• [Objective]: Exclude the pictures and retype the entries as written.

────────────────────

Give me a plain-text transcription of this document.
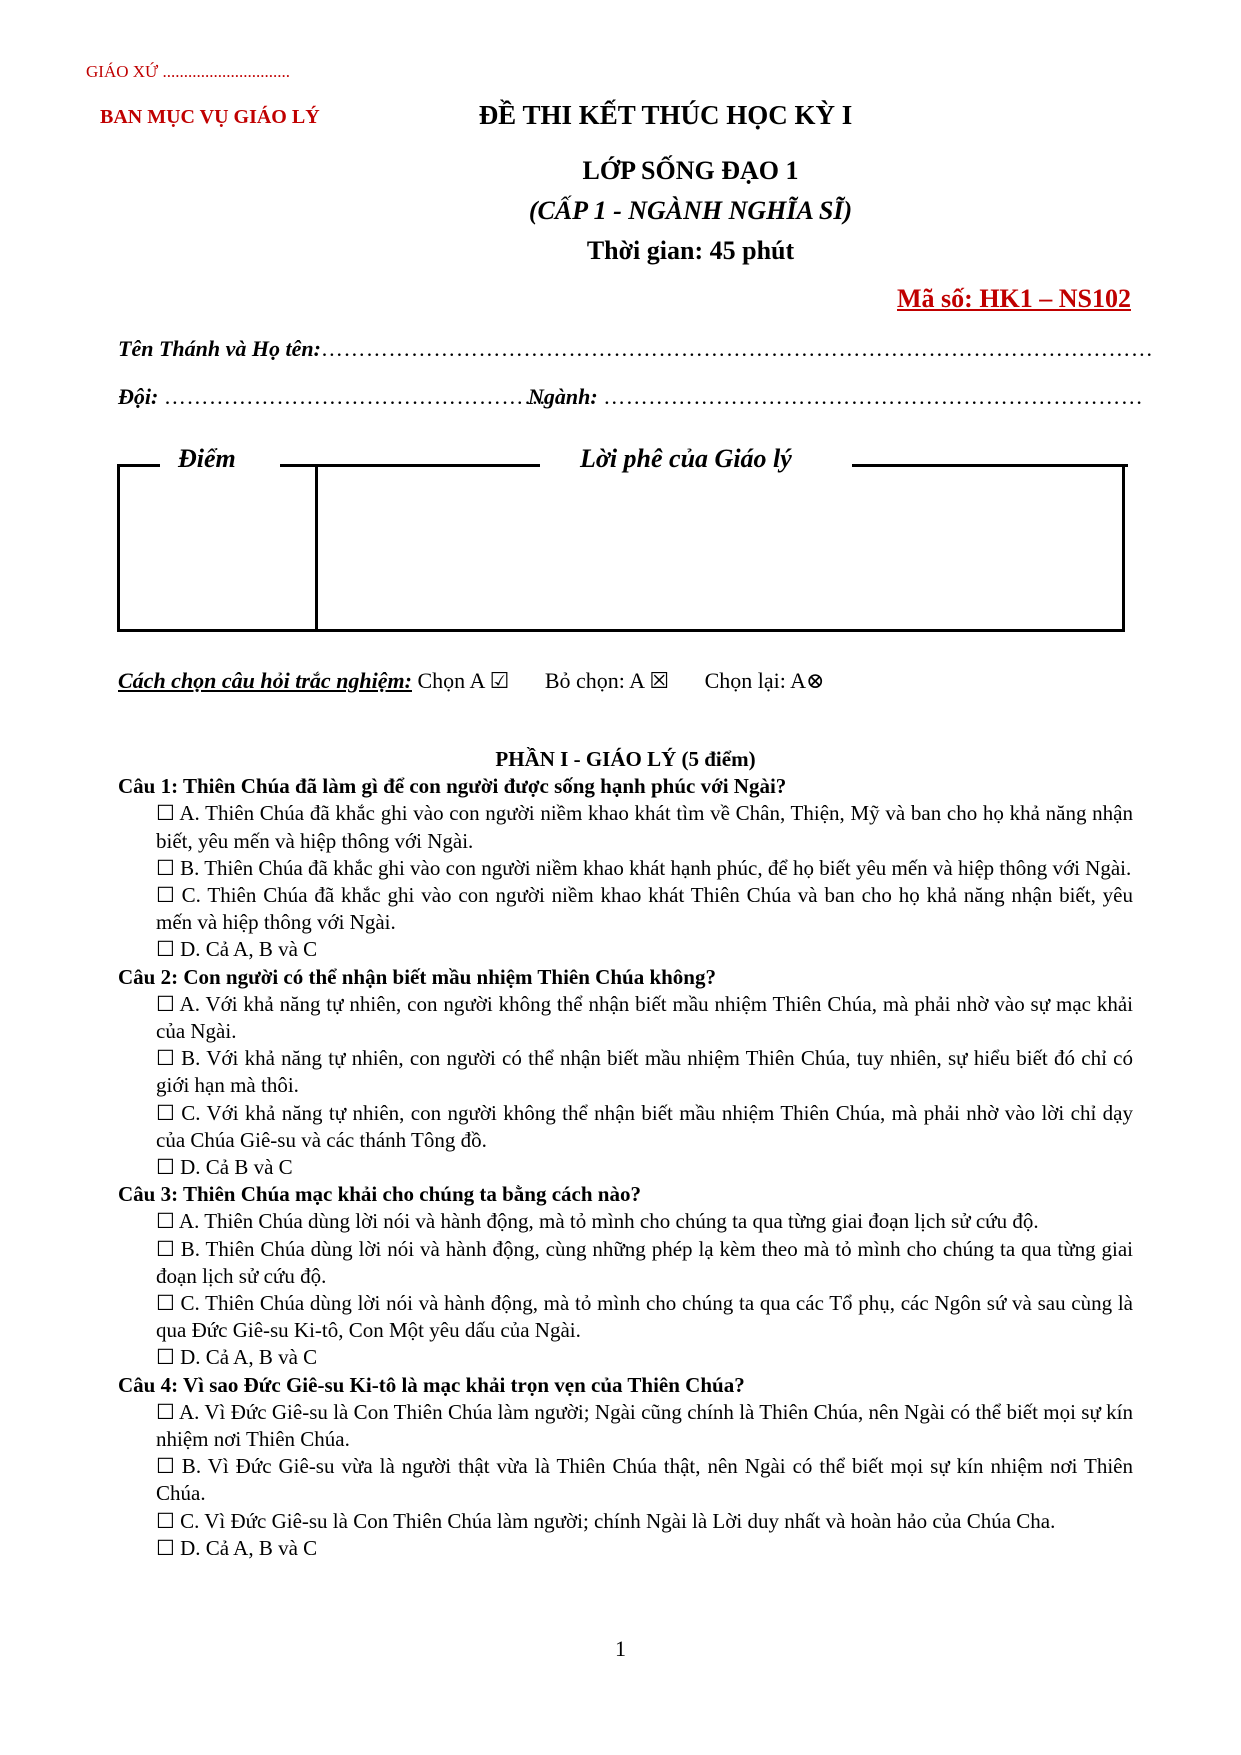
GIÁO XỨ ..............................
BAN MỤC VỤ GIÁO LÝ	ĐỀ THI KẾT THÚC HỌC KỲ I
LỚP SỐNG ĐẠO 1
(CẤP 1 - NGÀNH NGHĨA SĨ)
Thời gian: 45 phút
Mã số: HK1 – NS102
Tên Thánh và Họ tên:…………………………………………………………………………………………………
Đội: ……………………………………………
Ngành: ………………………………………………………………
Điểm	Lời phê của Giáo lý
Cách chọn câu hỏi trắc nghiệm: Chọn A ☑ Bỏ chọn: A ☒ Chọn lại: A⊗
PHẦN I - GIÁO LÝ (5 điểm)
Câu 1: Thiên Chúa đã làm gì để con người được sống hạnh phúc với Ngài?
☐ A. Thiên Chúa đã khắc ghi vào con người niềm khao khát tìm về Chân, Thiện, Mỹ và ban cho họ khả năng nhận biết, yêu mến và hiệp thông với Ngài.
☐ B. Thiên Chúa đã khắc ghi vào con người niềm khao khát hạnh phúc, để họ biết yêu mến và hiệp thông với Ngài.
☐ C. Thiên Chúa đã khắc ghi vào con người niềm khao khát Thiên Chúa và ban cho họ khả năng nhận biết, yêu mến và hiệp thông với Ngài.
☐ D. Cả A, B và C
Câu 2: Con người có thể nhận biết mầu nhiệm Thiên Chúa không?
☐ A. Với khả năng tự nhiên, con người không thể nhận biết mầu nhiệm Thiên Chúa, mà phải nhờ vào sự mạc khải của Ngài.
☐ B. Với khả năng tự nhiên, con người có thể nhận biết mầu nhiệm Thiên Chúa, tuy nhiên, sự hiểu biết đó chỉ có giới hạn mà thôi.
☐ C. Với khả năng tự nhiên, con người không thể nhận biết mầu nhiệm Thiên Chúa, mà phải nhờ vào lời chỉ dạy của Chúa Giê-su và các thánh Tông đồ.
☐ D. Cả B và C
Câu 3: Thiên Chúa mạc khải cho chúng ta bằng cách nào?
☐ A. Thiên Chúa dùng lời nói và hành động, mà tỏ mình cho chúng ta qua từng giai đoạn lịch sử cứu độ.
☐ B. Thiên Chúa dùng lời nói và hành động, cùng những phép lạ kèm theo mà tỏ mình cho chúng ta qua từng giai đoạn lịch sử cứu độ.
☐ C. Thiên Chúa dùng lời nói và hành động, mà tỏ mình cho chúng ta qua các Tổ phụ, các Ngôn sứ và sau cùng là qua Đức Giê-su Ki-tô, Con Một yêu dấu của Ngài.
☐ D. Cả A, B và C
Câu 4: Vì sao Đức Giê-su Ki-tô là mạc khải trọn vẹn của Thiên Chúa?
☐ A. Vì Đức Giê-su là Con Thiên Chúa làm người; Ngài cũng chính là Thiên Chúa, nên Ngài có thể biết mọi sự kín nhiệm nơi Thiên Chúa.
☐ B. Vì Đức Giê-su vừa là người thật vừa là Thiên Chúa thật, nên Ngài có thể biết mọi sự kín nhiệm nơi Thiên Chúa.
☐ C. Vì Đức Giê-su là Con Thiên Chúa làm người; chính Ngài là Lời duy nhất và hoàn hảo của Chúa Cha.
☐ D. Cả A, B và C
1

────────────────────

• [Written answer]:
Give me a plain-text transcription of this document.
GIÁO XỨ ..............................
BAN MỤC VỤ GIÁO LÝ	ĐỀ THI KẾT THÚC HỌC KỲ I
LỚP SỐNG ĐẠO 1
(CẤP 1 - NGÀNH NGHĨA SĨ)
Thời gian: 45 phút
Mã số: HK1 – NS102
Tên Thánh và Họ tên:…………………………………………………………………………………………………
Đội: ……………………………………………
Ngành: ………………………………………………………………
Điểm	Lời phê của Giáo lý
Cách chọn câu hỏi trắc nghiệm: Chọn A ☑ Bỏ chọn: A ☒ Chọn lại: A⊗
PHẦN I - GIÁO LÝ (5 điểm)
Câu 1: Thiên Chúa đã làm gì để con người được sống hạnh phúc với Ngài?
☐ A. Thiên Chúa đã khắc ghi vào con người niềm khao khát tìm về Chân, Thiện, Mỹ và ban cho họ khả năng nhận biết, yêu mến và hiệp thông với Ngài.
☐ B. Thiên Chúa đã khắc ghi vào con người niềm khao khát hạnh phúc, để họ biết yêu mến và hiệp thông với Ngài.
☐ C. Thiên Chúa đã khắc ghi vào con người niềm khao khát Thiên Chúa và ban cho họ khả năng nhận biết, yêu mến và hiệp thông với Ngài.
☐ D. Cả A, B và C
Câu 2: Con người có thể nhận biết mầu nhiệm Thiên Chúa không?
☐ A. Với khả năng tự nhiên, con người không thể nhận biết mầu nhiệm Thiên Chúa, mà phải nhờ vào sự mạc khải của Ngài.
☐ B. Với khả năng tự nhiên, con người có thể nhận biết mầu nhiệm Thiên Chúa, tuy nhiên, sự hiểu biết đó chỉ có giới hạn mà thôi.
☐ C. Với khả năng tự nhiên, con người không thể nhận biết mầu nhiệm Thiên Chúa, mà phải nhờ vào lời chỉ dạy của Chúa Giê-su và các thánh Tông đồ.
☐ D. Cả B và C
Câu 3: Thiên Chúa mạc khải cho chúng ta bằng cách nào?
☐ A. Thiên Chúa dùng lời nói và hành động, mà tỏ mình cho chúng ta qua từng giai đoạn lịch sử cứu độ.
☐ B. Thiên Chúa dùng lời nói và hành động, cùng những phép lạ kèm theo mà tỏ mình cho chúng ta qua từng giai đoạn lịch sử cứu độ.
☐ C. Thiên Chúa dùng lời nói và hành động, mà tỏ mình cho chúng ta qua các Tổ phụ, các Ngôn sứ và sau cùng là qua Đức Giê-su Ki-tô, Con Một yêu dấu của Ngài.
☐ D. Cả A, B và C
Câu 4: Vì sao Đức Giê-su Ki-tô là mạc khải trọn vẹn của Thiên Chúa?
☐ A. Vì Đức Giê-su là Con Thiên Chúa làm người; Ngài cũng chính là Thiên Chúa, nên Ngài có thể biết mọi sự kín nhiệm nơi Thiên Chúa.
☐ B. Vì Đức Giê-su vừa là người thật vừa là Thiên Chúa thật, nên Ngài có thể biết mọi sự kín nhiệm nơi Thiên Chúa.
☐ C. Vì Đức Giê-su là Con Thiên Chúa làm người; chính Ngài là Lời duy nhất và hoàn hảo của Chúa Cha.
☐ D. Cả A, B và C
1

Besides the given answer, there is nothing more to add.